Objective:
Collect every row below that contains the string "header", treating uppercase and lowercase letters as distinct, and copy each such row in full.

Labeled region entries:

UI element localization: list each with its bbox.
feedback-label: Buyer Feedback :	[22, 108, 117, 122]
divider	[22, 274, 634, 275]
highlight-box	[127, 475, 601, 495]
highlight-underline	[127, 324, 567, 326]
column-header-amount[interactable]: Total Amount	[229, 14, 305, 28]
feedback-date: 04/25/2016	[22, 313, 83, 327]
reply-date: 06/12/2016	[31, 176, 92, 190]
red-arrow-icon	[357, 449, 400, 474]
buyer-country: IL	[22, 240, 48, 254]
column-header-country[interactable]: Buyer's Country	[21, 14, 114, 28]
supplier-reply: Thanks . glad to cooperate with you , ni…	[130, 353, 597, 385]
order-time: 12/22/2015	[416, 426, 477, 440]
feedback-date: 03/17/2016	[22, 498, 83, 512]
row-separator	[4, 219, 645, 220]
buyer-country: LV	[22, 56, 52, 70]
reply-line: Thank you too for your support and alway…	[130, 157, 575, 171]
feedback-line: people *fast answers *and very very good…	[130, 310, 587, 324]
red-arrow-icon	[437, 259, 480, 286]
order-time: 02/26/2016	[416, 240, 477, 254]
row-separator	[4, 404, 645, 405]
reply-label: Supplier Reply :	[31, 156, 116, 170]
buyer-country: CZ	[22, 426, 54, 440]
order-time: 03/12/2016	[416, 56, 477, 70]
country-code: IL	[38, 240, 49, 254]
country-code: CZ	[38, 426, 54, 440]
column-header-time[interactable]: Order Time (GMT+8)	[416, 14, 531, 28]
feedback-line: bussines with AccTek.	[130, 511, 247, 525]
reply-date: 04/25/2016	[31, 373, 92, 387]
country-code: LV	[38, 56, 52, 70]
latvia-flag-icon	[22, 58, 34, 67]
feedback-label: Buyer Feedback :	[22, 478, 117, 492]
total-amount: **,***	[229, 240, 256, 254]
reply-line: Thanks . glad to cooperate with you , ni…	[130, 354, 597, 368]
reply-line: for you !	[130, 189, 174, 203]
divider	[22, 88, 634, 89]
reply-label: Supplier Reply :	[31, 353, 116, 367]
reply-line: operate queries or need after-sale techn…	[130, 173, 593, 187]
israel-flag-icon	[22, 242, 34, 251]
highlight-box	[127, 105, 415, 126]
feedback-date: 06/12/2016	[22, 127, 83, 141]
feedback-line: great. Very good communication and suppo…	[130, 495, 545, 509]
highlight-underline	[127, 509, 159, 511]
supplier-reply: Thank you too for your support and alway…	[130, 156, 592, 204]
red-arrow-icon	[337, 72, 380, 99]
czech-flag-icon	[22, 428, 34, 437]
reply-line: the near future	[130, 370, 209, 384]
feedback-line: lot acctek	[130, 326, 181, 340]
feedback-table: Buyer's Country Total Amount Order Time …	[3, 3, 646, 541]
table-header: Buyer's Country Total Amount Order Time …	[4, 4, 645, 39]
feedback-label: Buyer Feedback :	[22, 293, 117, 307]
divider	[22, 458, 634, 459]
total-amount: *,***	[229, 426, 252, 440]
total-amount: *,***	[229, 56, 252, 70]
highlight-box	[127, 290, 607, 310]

Result:
column-header-amount[interactable]: Total Amount	[229, 14, 305, 28]
column-header-country[interactable]: Buyer's Country	[21, 14, 114, 28]
column-header-time[interactable]: Order Time (GMT+8)	[416, 14, 531, 28]
table-header: Buyer's Country Total Amount Order Time …	[4, 4, 645, 39]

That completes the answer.